Exercise goal:
Images embedded in the records are excluded; print everything else exactly as given.
☆ ☆ ☆ ☆
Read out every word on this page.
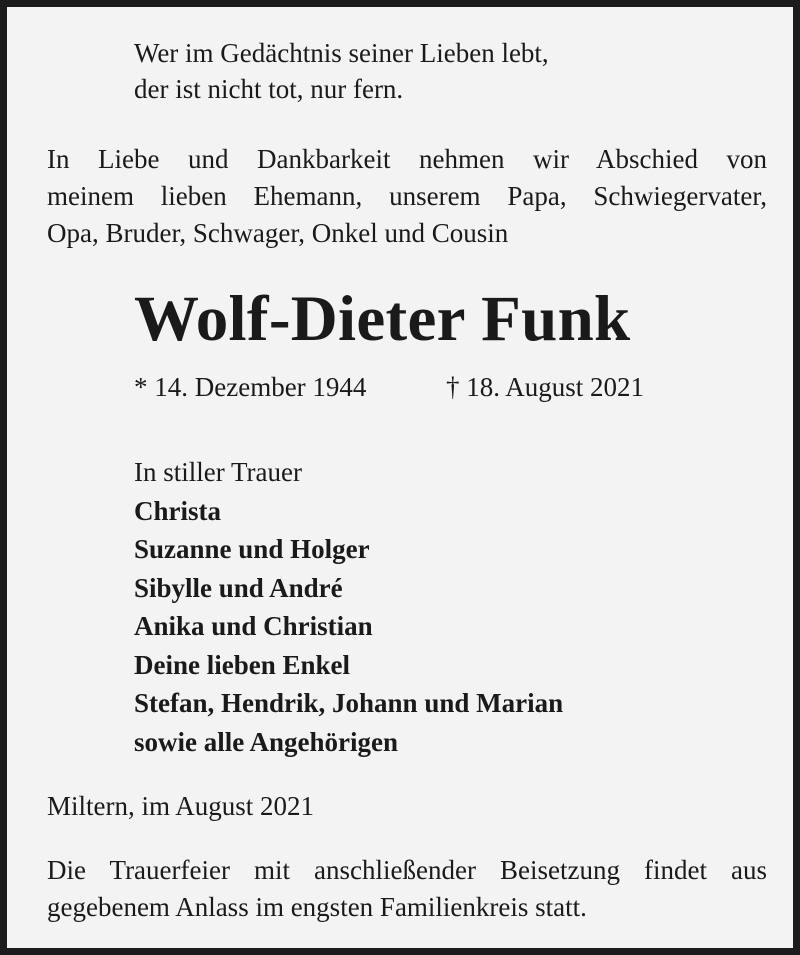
Wer im Gedächtnis seiner Lieben lebt,
der ist nicht tot, nur fern.
In Liebe und Dankbarkeit nehmen wir Abschied von
meinem lieben Ehemann, unserem Papa, Schwiegervater,
Opa, Bruder, Schwager, Onkel und Cousin
Wolf-Dieter Funk
* 14. Dezember 1944	† 18. August 2021
In stiller Trauer
Christa
Suzanne und Holger
Sibylle und André
Anika und Christian
Deine lieben Enkel
Stefan, Hendrik, Johann und Marian
sowie alle Angehörigen
Miltern, im August 2021
Die Trauerfeier mit anschließender Beisetzung findet aus
gegebenem Anlass im engsten Familienkreis statt.
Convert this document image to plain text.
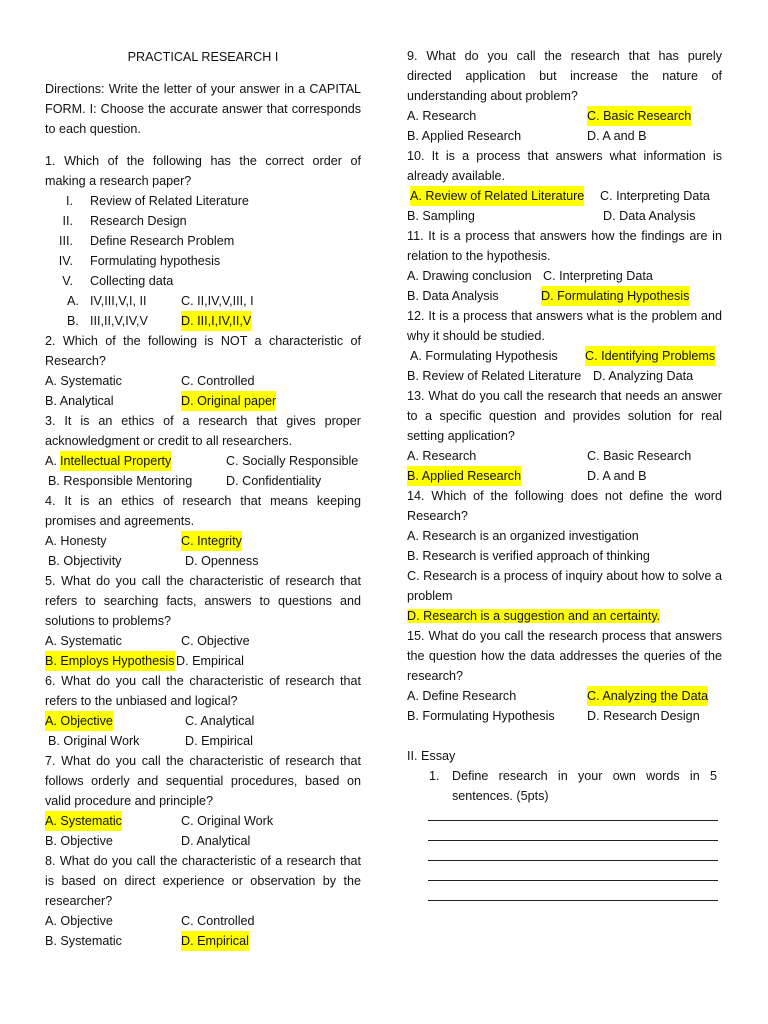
PRACTICAL RESEARCH I
Directions: Write the letter of your answer in a CAPITAL
FORM. I: Choose the accurate answer that corresponds
to each question.
1. Which of the following has the correct order of
making a research paper?
I. Review of Related Literature
II. Research Design
III. Define Research Problem
IV. Formulating hypothesis
V. Collecting data
A. IV,III,V,I, II	C. II,IV,V,III, I
B. III,II,V,IV,V	D. III,I,IV,II,V
2. Which of the following is NOT a characteristic of
Research?
A. Systematic	C. Controlled
B. Analytical	D. Original paper
3. It is an ethics of a research that gives proper
acknowledgment or credit to all researchers.
A. Intellectual Property	C. Socially Responsible
B. Responsible Mentoring	D. Confidentiality
4. It is an ethics of research that means keeping
promises and agreements.
A. Honesty	C. Integrity
B. Objectivity	D. Openness
5. What do you call the characteristic of research that
refers to searching facts, answers to questions and
solutions to problems?
A. Systematic	C. Objective
B. Employs Hypothesis D. Empirical
6. What do you call the characteristic of research that
refers to the unbiased and logical?
A. Objective	C. Analytical
B. Original Work	D. Empirical
7. What do you call the characteristic of research that
follows orderly and sequential procedures, based on
valid procedure and principle?
A. Systematic	C. Original Work
B. Objective	D. Analytical
8. What do you call the characteristic of a research that
is based on direct experience or observation by the
researcher?
A. Objective	C. Controlled
B. Systematic	D. Empirical
9. What do you call the research that has purely
directed application but increase the nature of
understanding about problem?
A. Research	C. Basic Research
B. Applied Research	D. A and B
10. It is a process that answers what information is
already available.
A. Review of Related Literature C. Interpreting Data
B. Sampling	D. Data Analysis
11. It is a process that answers how the findings are in
relation to the hypothesis.
A. Drawing conclusion C. Interpreting Data
B. Data Analysis	D. Formulating Hypothesis
12. It is a process that answers what is the problem and
why it should be studied.
A. Formulating Hypothesis C. Identifying Problems
B. Review of Related Literature D. Analyzing Data
13. What do you call the research that needs an answer
to a specific question and provides solution for real
setting application?
A. Research	C. Basic Research
B. Applied Research	D. A and B
14. Which of the following does not define the word
Research?
A. Research is an organized investigation
B. Research is verified approach of thinking
C. Research is a process of inquiry about how to solve a
problem
D. Research is a suggestion and an certainty.
15. What do you call the research process that answers
the question how the data addresses the queries of the
research?
A. Define Research	C. Analyzing the Data
B. Formulating Hypothesis	D. Research Design
II. Essay
1. Define research in your own words in 5
sentences. (5pts)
☆ ☆ ☆ ☆
Completed exercise:
Read out every word on this page.
Wer im Gedächtnis seiner Lieben lebt,
der ist nicht tot, nur fern.
In Liebe und Dankbarkeit nehmen wir Abschied von
meinem lieben Ehemann, unserem Papa, Schwiegervater,
Opa, Bruder, Schwager, Onkel und Cousin
Wolf-Dieter Funk
* 14. Dezember 1944	† 18. August 2021
In stiller Trauer
Christa
Suzanne und Holger
Sibylle und André
Anika und Christian
Deine lieben Enkel
Stefan, Hendrik, Johann und Marian
sowie alle Angehörigen
Miltern, im August 2021
Die Trauerfeier mit anschließender Beisetzung findet aus
gegebenem Anlass im engsten Familienkreis statt.
Convert this document image to plain text.
PRACTICAL RESEARCH I
Directions: Write the letter of your answer in a CAPITAL
FORM. I: Choose the accurate answer that corresponds
to each question.
1. Which of the following has the correct order of
making a research paper?
I. Review of Related Literature
II. Research Design
III. Define Research Problem
IV. Formulating hypothesis
V. Collecting data
A. IV,III,V,I, II	C. II,IV,V,III, I
B. III,II,V,IV,V	D. III,I,IV,II,V
2. Which of the following is NOT a characteristic of
Research?
A. Systematic	C. Controlled
B. Analytical	D. Original paper
3. It is an ethics of a research that gives proper
acknowledgment or credit to all researchers.
A. Intellectual Property	C. Socially Responsible
B. Responsible Mentoring	D. Confidentiality
4. It is an ethics of research that means keeping
promises and agreements.
A. Honesty	C. Integrity
B. Objectivity	D. Openness
5. What do you call the characteristic of research that
refers to searching facts, answers to questions and
solutions to problems?
A. Systematic	C. Objective
B. Employs Hypothesis D. Empirical
6. What do you call the characteristic of research that
refers to the unbiased and logical?
A. Objective	C. Analytical
B. Original Work	D. Empirical
7. What do you call the characteristic of research that
follows orderly and sequential procedures, based on
valid procedure and principle?
A. Systematic	C. Original Work
B. Objective	D. Analytical
8. What do you call the characteristic of a research that
is based on direct experience or observation by the
researcher?
A. Objective	C. Controlled
B. Systematic	D. Empirical
9. What do you call the research that has purely
directed application but increase the nature of
understanding about problem?
A. Research	C. Basic Research
B. Applied Research	D. A and B
10. It is a process that answers what information is
already available.
A. Review of Related Literature C. Interpreting Data
B. Sampling	D. Data Analysis
11. It is a process that answers how the findings are in
relation to the hypothesis.
A. Drawing conclusion C. Interpreting Data
B. Data Analysis	D. Formulating Hypothesis
12. It is a process that answers what is the problem and
why it should be studied.
A. Formulating Hypothesis C. Identifying Problems
B. Review of Related Literature D. Analyzing Data
13. What do you call the research that needs an answer
to a specific question and provides solution for real
setting application?
A. Research	C. Basic Research
B. Applied Research	D. A and B
14. Which of the following does not define the word
Research?
A. Research is an organized investigation
B. Research is verified approach of thinking
C. Research is a process of inquiry about how to solve a
problem
D. Research is a suggestion and an certainty.
15. What do you call the research process that answers
the question how the data addresses the queries of the
research?
A. Define Research	C. Analyzing the Data
B. Formulating Hypothesis	D. Research Design
II. Essay
1. Define research in your own words in 5
sentences. (5pts)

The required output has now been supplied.